WHAT THIS EXERCISE ASKS =
(a) Answer these questions from the text about the film Before Anything You Say:
(i) Who edited the film?
(ii) At which festival did the film have its Canadian premiere?
(iii) How many years would Jack's job require him to live in Bangkok?
(b) Reproduce word for word the part of the text about the film Before Anything You Say that opens with the words containing "Before Anything You Say is" and closes with "Guild of Canada.".

QUOTED PASSAGE =
********************

- Theatrical poster
- Directed by: Shelagh Carter
- Written by: Deborah Schnitzer
- Produced by: Shelagh Carter
- Starring: Kristen Harris; Darcy Fehr; John Bluethner; Toni Reimer; Graham Ashmore;
- Cinematography: Ousama Rawi
- Edited by: Chad Tremblay
- Music by: Keri Latimer
- Production company: Darkling Pictures
- Distributed by: MVD Entertainment Group
- Release date: July 2017 (Madrid IFF);
- Running time: 61 minutes
- Country: Canada
- Language: English

= Before Anything You Say =

Before Anything You Say is a 2017 Canadian experimental domestic drama film directed and produced by Shelagh Carter and written by Deborah Schnitzer about a couple struggling to maintain their love and marriage even as a life-altering decision threatens to tear them apart. Carter's second independent feature film is partly autobiographical, its "impulse" based on an event in Carter's own life and another experience in Schnitzer's. The film toured mainly in Europe, at Film Festival International-organized events in 2017 and 2018, winning a handful of awards ahead of its Canadian premiere at the Gimli Film Festival in 2018, where Shelagh Carter was presented with an award by the Directors Guild of Canada.

==Synopsis==
While on vacation in Paris, a couple are faced with a crisis when Jack (Darcy Fehr) announces his intent to pursue a dangerous job that would require him to live in Bangkok for five years, working to combat human trafficking. He assumes that his wife Isobel (Kristen Harris) will follow, leaving her life and career behind. However, Isobel is not prepared to follow blindly. Hurt and feeling misunderstood by one another, they attempt to reconcile their lives and love in Paris while Jack attends business meetings, and in their recently built dream home in Winnipeg. Both struggle with a desire to care for others without being aware of their inability to care for each other, refusing to give up despite themselves and despite the world around them.

********************

COLLECTED MATERIAL =
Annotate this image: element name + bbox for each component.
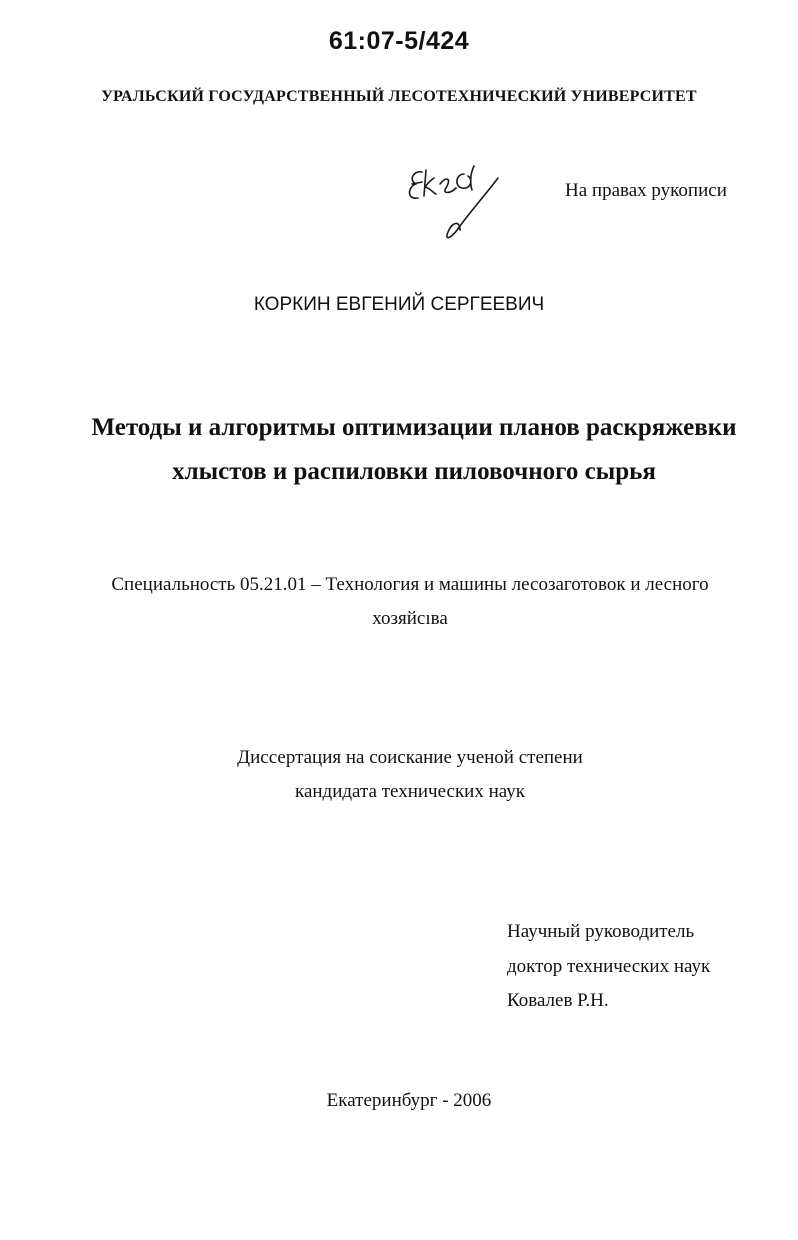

********************

FINAL RESULTS =
(a)
(i) Chad Tremblay
(ii) The Gimli Film Festival
(iii) Five years

(b)
Before Anything You Say is a 2017 Canadian experimental domestic drama film directed and produced by Shelagh Carter and written by Deborah Schnitzer about a couple struggling to maintain their love and marriage even as a life-altering decision threatens to tear them apart. Carter's second independent feature film is partly autobiographical, its "impulse" based on an event in Carter's own life and another experience in Schnitzer's. The film toured mainly in Europe, at Film Festival International-organized events in 2017 and 2018, winning a handful of awards ahead of its Canadian premiere at the Gimli Film Festival in 2018, where Shelagh Carter was presented with an award by the Directors Guild of Canada.